[Start]
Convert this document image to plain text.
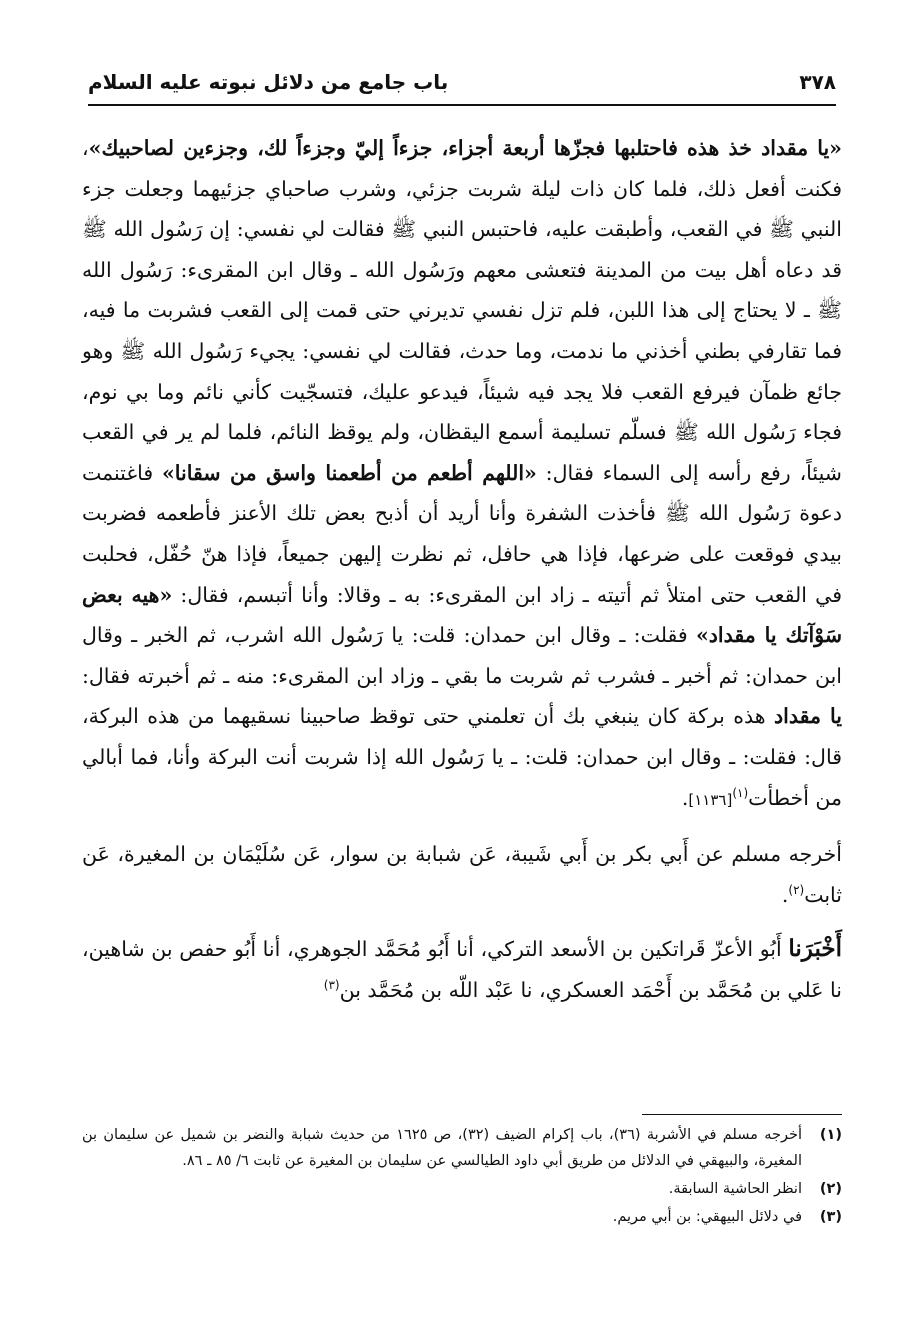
٣٧٨
باب جامع من دلائل نبوته عليه السلام

«يا مقداد خذ هذه فاحتلبها فجزّها أربعة أجزاء، جزءاً إليّ وجزءاً لك، وجزءين لصاحبيك»، فكنت أفعل ذلك، فلما كان ذات ليلة شربت جزئي، وشرب صاحباي جزئيهما وجعلت جزء النبي ﷺ في القعب، وأطبقت عليه، فاحتبس النبي ﷺ فقالت لي نفسي: إن رَسُول الله ﷺ قد دعاه أهل بيت من المدينة فتعشى معهم ورَسُول الله ـ وقال ابن المقرىء: رَسُول الله ﷺ ـ لا يحتاج إلى هذا اللبن، فلم تزل نفسي تديرني حتى قمت إلى القعب فشربت ما فيه، فما تقارفي بطني أخذني ما ندمت، وما حدث، فقالت لي نفسي: يجيء رَسُول الله ﷺ وهو جائع ظمآن فيرفع القعب فلا يجد فيه شيئاً، فيدعو عليك، فتسجّيت كأني نائم وما بي نوم، فجاء رَسُول الله ﷺ فسلّم تسليمة أسمع اليقظان، ولم يوقظ النائم، فلما لم ير في القعب شيئاً، رفع رأسه إلى السماء فقال: «اللهم أطعم من أطعمنا واسق من سقانا» فاغتنمت دعوة رَسُول الله ﷺ فأخذت الشفرة وأنا أريد أن أذبح بعض تلك الأعنز فأطعمه فضربت بيدي فوقعت على ضرعها، فإذا هي حافل، ثم نظرت إليهن جميعاً، فإذا هنّ حُفّل، فحلبت في القعب حتى امتلأ ثم أتيته ـ زاد ابن المقرىء: به ـ وقالا: وأنا أتبسم، فقال: «هيه بعض سَوْآتك يا مقداد» فقلت: ـ وقال ابن حمدان: قلت: يا رَسُول الله اشرب، ثم الخبر ـ وقال ابن حمدان: ثم أخبر ـ فشرب ثم شربت ما بقي ـ وزاد ابن المقرىء: منه ـ ثم أخبرته فقال: يا مقداد هذه بركة كان ينبغي بك أن تعلمني حتى توقظ صاحبينا نسقيهما من هذه البركة، قال: فقلت: ـ وقال ابن حمدان: قلت: ـ يا رَسُول الله إذا شربت أنت البركة وأنا، فما أبالي من أخطأت$^{(١)}$[١١٣٦].

أخرجه مسلم عن أَبي بكر بن أَبي شَيبة، عَن شبابة بن سوار، عَن سُلَيْمَان بن المغيرة، عَن ثابت$^{(٢)}$.

أَخْبَرَنا أَبُو الأعزّ قَراتكين بن الأسعد التركي، أنا أَبُو مُحَمَّد الجوهري، أنا أَبُو حفص بن شاهين، نا عَلي بن مُحَمَّد بن أَحْمَد العسكري، نا عَبْد اللّه بن مُحَمَّد بن$^{(٣)}$

(١)
أخرجه مسلم في الأشربة (٣٦)، باب إكرام الضيف (٣٢)، ص ١٦٢٥ من حديث شبابة والنضر بن شميل عن سليمان بن المغيرة، والبيهقي في الدلائل من طريق أبي داود الطيالسي عن سليمان بن المغيرة عن ثابت ٦/ ٨٥ ـ ٨٦.
(٢)
انظر الحاشية السابقة.
(٣)
في دلائل البيهقي: بن أبي مريم.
[End]
Leave images out of the retyped records; keep all else exact.

The solution:
Convert this document image to plain text.
٣٧٨
باب جامع من دلائل نبوته عليه السلام

«يا مقداد خذ هذه فاحتلبها فجزّها أربعة أجزاء، جزءاً إليّ وجزءاً لك، وجزءين لصاحبيك»، فكنت أفعل ذلك، فلما كان ذات ليلة شربت جزئي، وشرب صاحباي جزئيهما وجعلت جزء النبي ﷺ في القعب، وأطبقت عليه، فاحتبس النبي ﷺ فقالت لي نفسي: إن رَسُول الله ﷺ قد دعاه أهل بيت من المدينة فتعشى معهم ورَسُول الله ـ وقال ابن المقرىء: رَسُول الله ﷺ ـ لا يحتاج إلى هذا اللبن، فلم تزل نفسي تديرني حتى قمت إلى القعب فشربت ما فيه، فما تقارفي بطني أخذني ما ندمت، وما حدث، فقالت لي نفسي: يجيء رَسُول الله ﷺ وهو جائع ظمآن فيرفع القعب فلا يجد فيه شيئاً، فيدعو عليك، فتسجّيت كأني نائم وما بي نوم، فجاء رَسُول الله ﷺ فسلّم تسليمة أسمع اليقظان، ولم يوقظ النائم، فلما لم ير في القعب شيئاً، رفع رأسه إلى السماء فقال: «اللهم أطعم من أطعمنا واسق من سقانا» فاغتنمت دعوة رَسُول الله ﷺ فأخذت الشفرة وأنا أريد أن أذبح بعض تلك الأعنز فأطعمه فضربت بيدي فوقعت على ضرعها، فإذا هي حافل، ثم نظرت إليهن جميعاً، فإذا هنّ حُفّل، فحلبت في القعب حتى امتلأ ثم أتيته ـ زاد ابن المقرىء: به ـ وقالا: وأنا أتبسم، فقال: «هيه بعض سَوْآتك يا مقداد» فقلت: ـ وقال ابن حمدان: قلت: يا رَسُول الله اشرب، ثم الخبر ـ وقال ابن حمدان: ثم أخبر ـ فشرب ثم شربت ما بقي ـ وزاد ابن المقرىء: منه ـ ثم أخبرته فقال: يا مقداد هذه بركة كان ينبغي بك أن تعلمني حتى توقظ صاحبينا نسقيهما من هذه البركة، قال: فقلت: ـ وقال ابن حمدان: قلت: ـ يا رَسُول الله إذا شربت أنت البركة وأنا، فما أبالي من أخطأت$^{(١)}$[١١٣٦].

أخرجه مسلم عن أَبي بكر بن أَبي شَيبة، عَن شبابة بن سوار، عَن سُلَيْمَان بن المغيرة، عَن ثابت$^{(٢)}$.

أَخْبَرَنا أَبُو الأعزّ قَراتكين بن الأسعد التركي، أنا أَبُو مُحَمَّد الجوهري، أنا أَبُو حفص بن شاهين، نا عَلي بن مُحَمَّد بن أَحْمَد العسكري، نا عَبْد اللّه بن مُحَمَّد بن$^{(٣)}$

(١)
أخرجه مسلم في الأشربة (٣٦)، باب إكرام الضيف (٣٢)، ص ١٦٢٥ من حديث شبابة والنضر بن شميل عن سليمان بن المغيرة، والبيهقي في الدلائل من طريق أبي داود الطيالسي عن سليمان بن المغيرة عن ثابت ٦/ ٨٥ ـ ٨٦.
(٢)
انظر الحاشية السابقة.
(٣)
في دلائل البيهقي: بن أبي مريم.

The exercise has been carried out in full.